Material shown:
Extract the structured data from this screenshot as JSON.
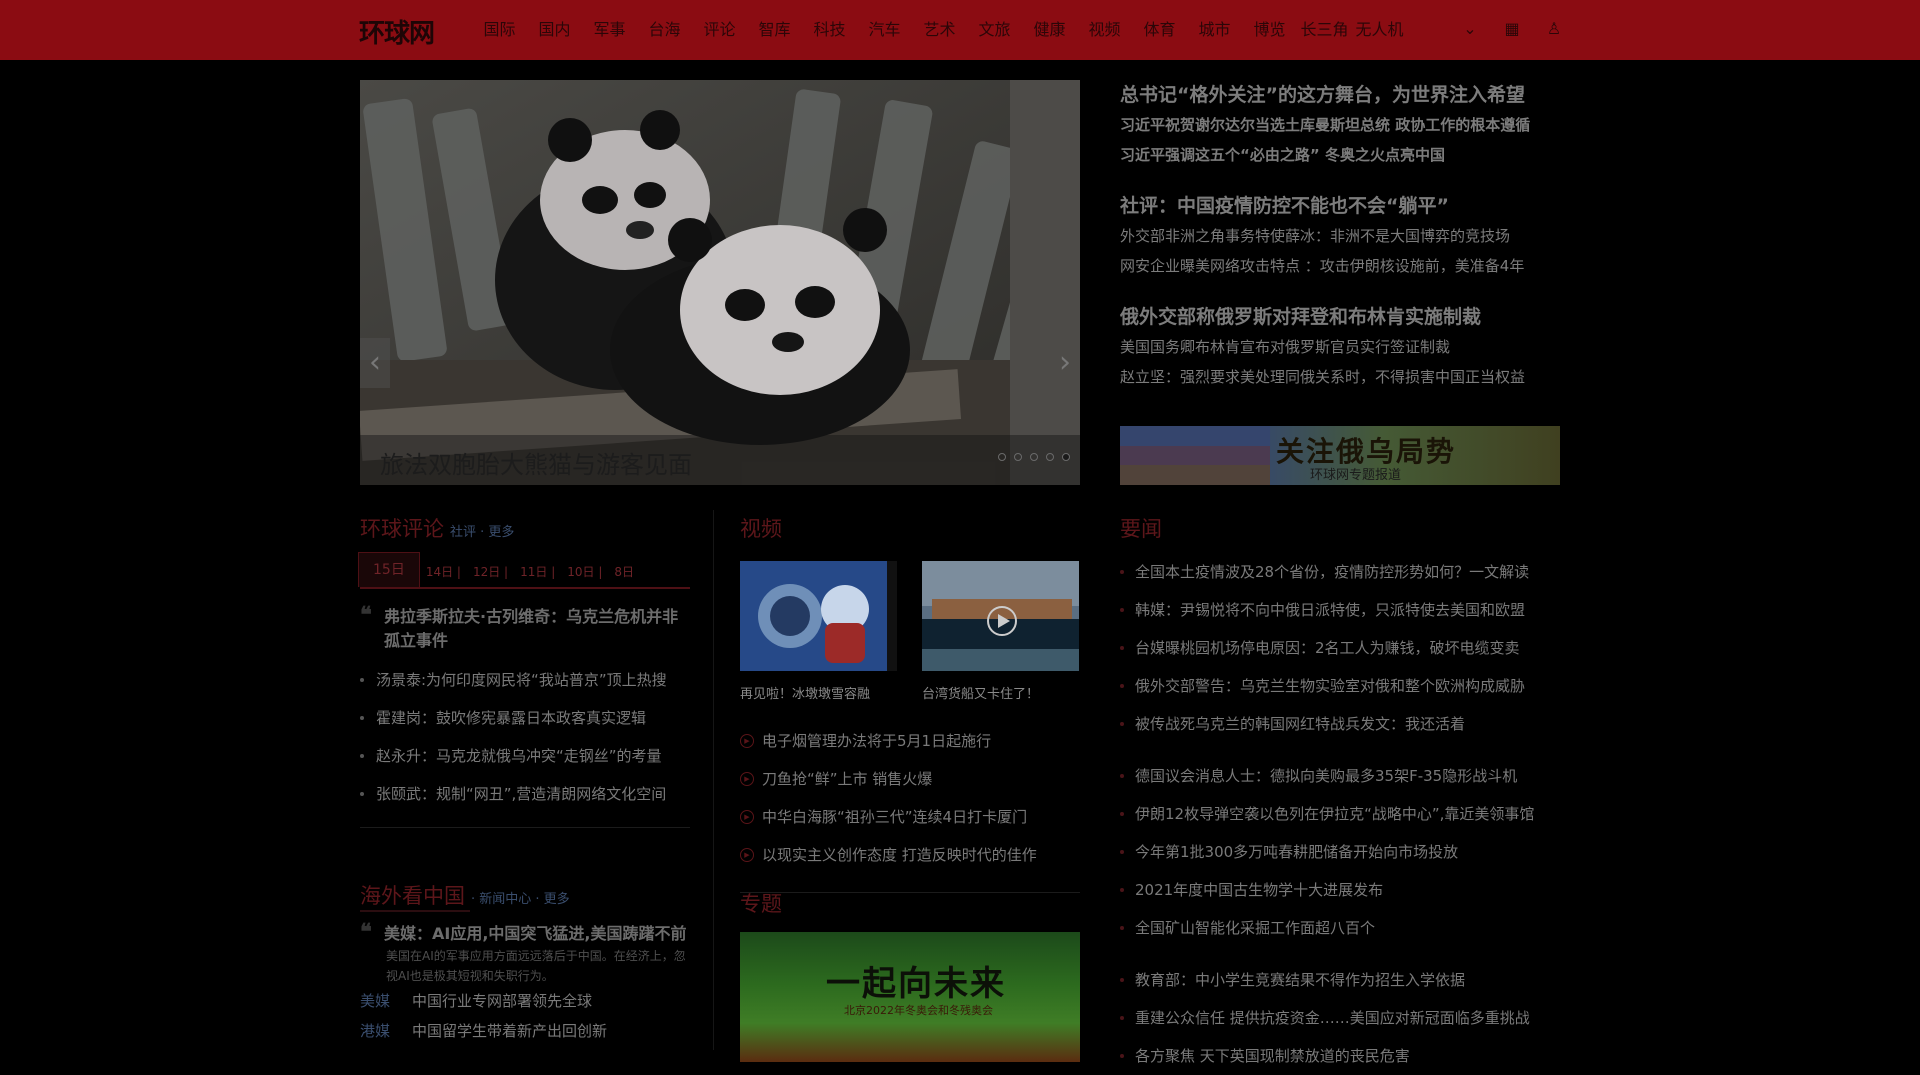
{
  "nav": {
    "logo": "环球网",
    "items": [
      "国际",
      "国内",
      "军事",
      "台海",
      "评论",
      "智库",
      "科技",
      "汽车",
      "艺术",
      "文旅",
      "健康",
      "视频",
      "体育",
      "城市",
      "博览",
      "长三角",
      "无人机"
    ]
  },
  "hero": {
    "caption": "旅法双胞胎大熊猫与游客见面",
    "dots": 5,
    "active_dot": 4
  },
  "headlines": [
    {
      "main": "总书记“格外关注”的这方舞台，为世界注入希望",
      "subs": [
        "习近平祝贺谢尔达尔当选土库曼斯坦总统 政协工作的根本遵循",
        "习近平强调这五个“必由之路” 冬奥之火点亮中国"
      ],
      "subs_bold": true
    },
    {
      "main": "社评：中国疫情防控不能也不会“躺平”",
      "subs": [
        "外交部非洲之角事务特使薛冰：非洲不是大国博弈的竞技场",
        "网安企业曝美网络攻击特点 ：攻击伊朗核设施前，美准备4年"
      ],
      "subs_bold": false
    },
    {
      "main": "俄外交部称俄罗斯对拜登和布林肯实施制裁",
      "subs": [
        "美国国务卿布林肯宣布对俄罗斯官员实行签证制裁",
        "赵立坚：强烈要求美处理同俄关系时，不得损害中国正当权益"
      ],
      "subs_bold": false
    }
  ],
  "banner": {
    "title": "关注俄乌局势",
    "subtitle": "环球网专题报道"
  },
  "commentary": {
    "title": "环球评论",
    "links": "社评 · 更多",
    "date_tabs": [
      "15日",
      "14日 |",
      "12日 |",
      "11日 |",
      "10日 |",
      "8日"
    ],
    "featured": "弗拉季斯拉夫·古列维奇：乌克兰危机并非孤立事件",
    "items": [
      "汤景泰:为何印度网民将“我站普京”顶上热搜",
      "霍建岗：鼓吹修宪暴露日本政客真实逻辑",
      "赵永升：马克龙就俄乌冲突“走钢丝”的考量",
      "张颐武：规制“网丑”,营造清朗网络文化空间"
    ]
  },
  "overseas": {
    "title": "海外看中国",
    "links": "· 新闻中心 · 更多",
    "featured": "美媒：AI应用,中国突飞猛进,美国踌躇不前",
    "summary": "美国在AI的军事应用方面远远落后于中国。在经济上，忽视AI也是极其短视和失职行为。",
    "rows": [
      {
        "tag": "美媒",
        "text": "中国行业专网部署领先全球"
      },
      {
        "tag": "港媒",
        "text": "中国留学生带着新产出回创新"
      }
    ]
  },
  "video": {
    "title": "视频",
    "cards": [
      {
        "caption": "再见啦！冰墩墩雪容融"
      },
      {
        "caption": "台湾货船又卡住了！"
      }
    ],
    "items": [
      "电子烟管理办法将于5月1日起施行",
      "刀鱼抢“鲜”上市 销售火爆",
      "中华白海豚“祖孙三代”连续4日打卡厦门",
      "以现实主义创作态度 打造反映时代的佳作"
    ]
  },
  "special": {
    "title": "专题",
    "banner_title": "一起向未来",
    "banner_sub": "北京2022年冬奥会和冬残奥会"
  },
  "news": {
    "title": "要闻",
    "group1": [
      "全国本土疫情波及28个省份，疫情防控形势如何？一文解读",
      "韩媒：尹锡悦将不向中俄日派特使，只派特使去美国和欧盟",
      "台媒曝桃园机场停电原因：2名工人为赚钱，破坏电缆变卖",
      "俄外交部警告：乌克兰生物实验室对俄和整个欧洲构成威胁",
      "被传战死乌克兰的韩国网红特战兵发文：我还活着"
    ],
    "group2": [
      "德国议会消息人士：德拟向美购最多35架F-35隐形战斗机",
      "伊朗12枚导弹空袭以色列在伊拉克“战略中心”,靠近美领事馆",
      "今年第1批300多万吨春耕肥储备开始向市场投放",
      "2021年度中国古生物学十大进展发布",
      "全国矿山智能化采掘工作面超八百个"
    ],
    "group3": [
      "教育部：中小学生竞赛结果不得作为招生入学依据",
      "重建公众信任 提供抗疫资金……美国应对新冠面临多重挑战",
      "各方聚焦 天下英国现制禁放道的丧民危害"
    ]
  }
}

Given instruction: Give the data above again in full and unchanged, skipping the pictures.

Reply:
Extract the structured data from this screenshot as JSON.
{
  "nav": {
    "logo": "环球网",
    "items": [
      "国际",
      "国内",
      "军事",
      "台海",
      "评论",
      "智库",
      "科技",
      "汽车",
      "艺术",
      "文旅",
      "健康",
      "视频",
      "体育",
      "城市",
      "博览",
      "长三角",
      "无人机"
    ]
  },
  "hero": {
    "caption": "旅法双胞胎大熊猫与游客见面",
    "dots": 5,
    "active_dot": 4
  },
  "headlines": [
    {
      "main": "总书记“格外关注”的这方舞台，为世界注入希望",
      "subs": [
        "习近平祝贺谢尔达尔当选土库曼斯坦总统 政协工作的根本遵循",
        "习近平强调这五个“必由之路” 冬奥之火点亮中国"
      ],
      "subs_bold": true
    },
    {
      "main": "社评：中国疫情防控不能也不会“躺平”",
      "subs": [
        "外交部非洲之角事务特使薛冰：非洲不是大国博弈的竞技场",
        "网安企业曝美网络攻击特点 ：攻击伊朗核设施前，美准备4年"
      ],
      "subs_bold": false
    },
    {
      "main": "俄外交部称俄罗斯对拜登和布林肯实施制裁",
      "subs": [
        "美国国务卿布林肯宣布对俄罗斯官员实行签证制裁",
        "赵立坚：强烈要求美处理同俄关系时，不得损害中国正当权益"
      ],
      "subs_bold": false
    }
  ],
  "banner": {
    "title": "关注俄乌局势",
    "subtitle": "环球网专题报道"
  },
  "commentary": {
    "title": "环球评论",
    "links": "社评 · 更多",
    "date_tabs": [
      "15日",
      "14日 |",
      "12日 |",
      "11日 |",
      "10日 |",
      "8日"
    ],
    "featured": "弗拉季斯拉夫·古列维奇：乌克兰危机并非孤立事件",
    "items": [
      "汤景泰:为何印度网民将“我站普京”顶上热搜",
      "霍建岗：鼓吹修宪暴露日本政客真实逻辑",
      "赵永升：马克龙就俄乌冲突“走钢丝”的考量",
      "张颐武：规制“网丑”,营造清朗网络文化空间"
    ]
  },
  "overseas": {
    "title": "海外看中国",
    "links": "· 新闻中心 · 更多",
    "featured": "美媒：AI应用,中国突飞猛进,美国踌躇不前",
    "summary": "美国在AI的军事应用方面远远落后于中国。在经济上，忽视AI也是极其短视和失职行为。",
    "rows": [
      {
        "tag": "美媒",
        "text": "中国行业专网部署领先全球"
      },
      {
        "tag": "港媒",
        "text": "中国留学生带着新产出回创新"
      }
    ]
  },
  "video": {
    "title": "视频",
    "cards": [
      {
        "caption": "再见啦！冰墩墩雪容融"
      },
      {
        "caption": "台湾货船又卡住了！"
      }
    ],
    "items": [
      "电子烟管理办法将于5月1日起施行",
      "刀鱼抢“鲜”上市 销售火爆",
      "中华白海豚“祖孙三代”连续4日打卡厦门",
      "以现实主义创作态度 打造反映时代的佳作"
    ]
  },
  "special": {
    "title": "专题",
    "banner_title": "一起向未来",
    "banner_sub": "北京2022年冬奥会和冬残奥会"
  },
  "news": {
    "title": "要闻",
    "group1": [
      "全国本土疫情波及28个省份，疫情防控形势如何？一文解读",
      "韩媒：尹锡悦将不向中俄日派特使，只派特使去美国和欧盟",
      "台媒曝桃园机场停电原因：2名工人为赚钱，破坏电缆变卖",
      "俄外交部警告：乌克兰生物实验室对俄和整个欧洲构成威胁",
      "被传战死乌克兰的韩国网红特战兵发文：我还活着"
    ],
    "group2": [
      "德国议会消息人士：德拟向美购最多35架F-35隐形战斗机",
      "伊朗12枚导弹空袭以色列在伊拉克“战略中心”,靠近美领事馆",
      "今年第1批300多万吨春耕肥储备开始向市场投放",
      "2021年度中国古生物学十大进展发布",
      "全国矿山智能化采掘工作面超八百个"
    ],
    "group3": [
      "教育部：中小学生竞赛结果不得作为招生入学依据",
      "重建公众信任 提供抗疫资金……美国应对新冠面临多重挑战",
      "各方聚焦 天下英国现制禁放道的丧民危害"
    ]
  }
}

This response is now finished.